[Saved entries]
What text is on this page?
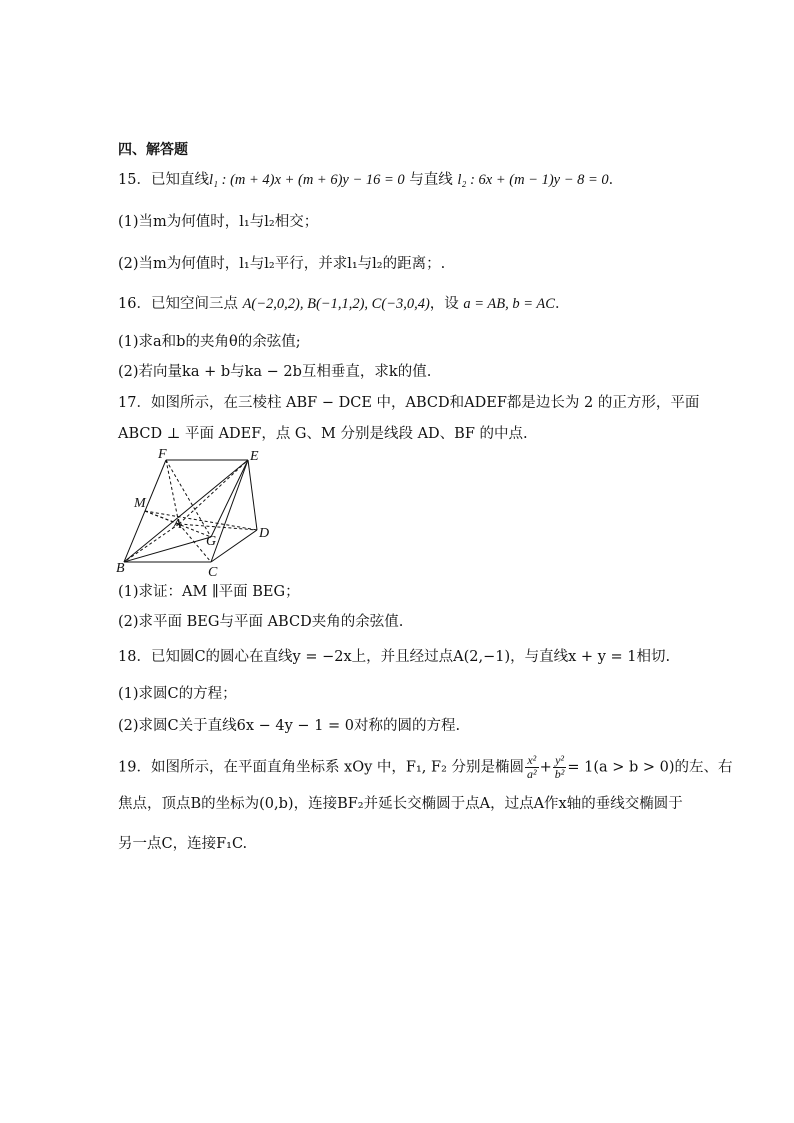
四、解答题
15．已知直线l₁ : (m + 4)x + (m + 6)y − 16 = 0 与直线 l₂ : 6x + (m − 1)y − 8 = 0．
(1)当m为何值时，l₁与l₂相交；
(2)当m为何值时，l₁与l₂平行，并求l₁与l₂的距离；.
16．已知空间三点 A(−2,0,2), B(−1,1,2), C(−3,0,4)，设 a = AB, b = AC．
(1)求a和b的夹角θ的余弦值;
(2)若向量ka + b与ka − 2b互相垂直，求k的值.
17．如图所示，在三棱柱 ABF − DCE 中，ABCD和ADEF都是边长为 2 的正方形，平面
ABCD ⊥ 平面 ADEF，点 G、M 分别是线段 AD、BF 的中点.
F	E
M
A
G
D
B	C
(1)求证：AM ∥平面 BEG；
(2)求平面 BEG与平面 ABCD夹角的余弦值.
18．已知圆C的圆心在直线y = −2x上，并且经过点A(2,−1)，与直线x + y = 1相切.
(1)求圆C的方程；
(2)求圆C关于直线6x − 4y − 1 = 0对称的圆的方程.
19．如图所示，在平面直角坐标系 xOy 中，F₁, F₂ 分别是椭圆 $\frac{\text{x²}}{\text{a²}} + \frac{\text{y²}}{\text{b²}} = 1(a > b > 0)$的左、右
焦点，顶点B的坐标为(0,b)，连接BF₂并延长交椭圆于点A，过点A作x轴的垂线交椭圆于
另一点C，连接F₁C.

• [Problem requirements] Repeat all of the data above word for word, minus the pictures.

• [Final answer]
What text is on this page?
四、解答题
15．已知直线l₁ : (m + 4)x + (m + 6)y − 16 = 0 与直线 l₂ : 6x + (m − 1)y − 8 = 0．
(1)当m为何值时，l₁与l₂相交；
(2)当m为何值时，l₁与l₂平行，并求l₁与l₂的距离；.
16．已知空间三点 A(−2,0,2), B(−1,1,2), C(−3,0,4)，设 a = AB, b = AC．
(1)求a和b的夹角θ的余弦值;
(2)若向量ka + b与ka − 2b互相垂直，求k的值.
17．如图所示，在三棱柱 ABF − DCE 中，ABCD和ADEF都是边长为 2 的正方形，平面
ABCD ⊥ 平面 ADEF，点 G、M 分别是线段 AD、BF 的中点.
F	E
M
A
G
D
B	C
(1)求证：AM ∥平面 BEG；
(2)求平面 BEG与平面 ABCD夹角的余弦值.
18．已知圆C的圆心在直线y = −2x上，并且经过点A(2,−1)，与直线x + y = 1相切.
(1)求圆C的方程；
(2)求圆C关于直线6x − 4y − 1 = 0对称的圆的方程.
19．如图所示，在平面直角坐标系 xOy 中，F₁, F₂ 分别是椭圆 $\frac{\text{x²}}{\text{a²}} + \frac{\text{y²}}{\text{b²}} = 1(a > b > 0)$的左、右
焦点，顶点B的坐标为(0,b)，连接BF₂并延长交椭圆于点A，过点A作x轴的垂线交椭圆于
另一点C，连接F₁C.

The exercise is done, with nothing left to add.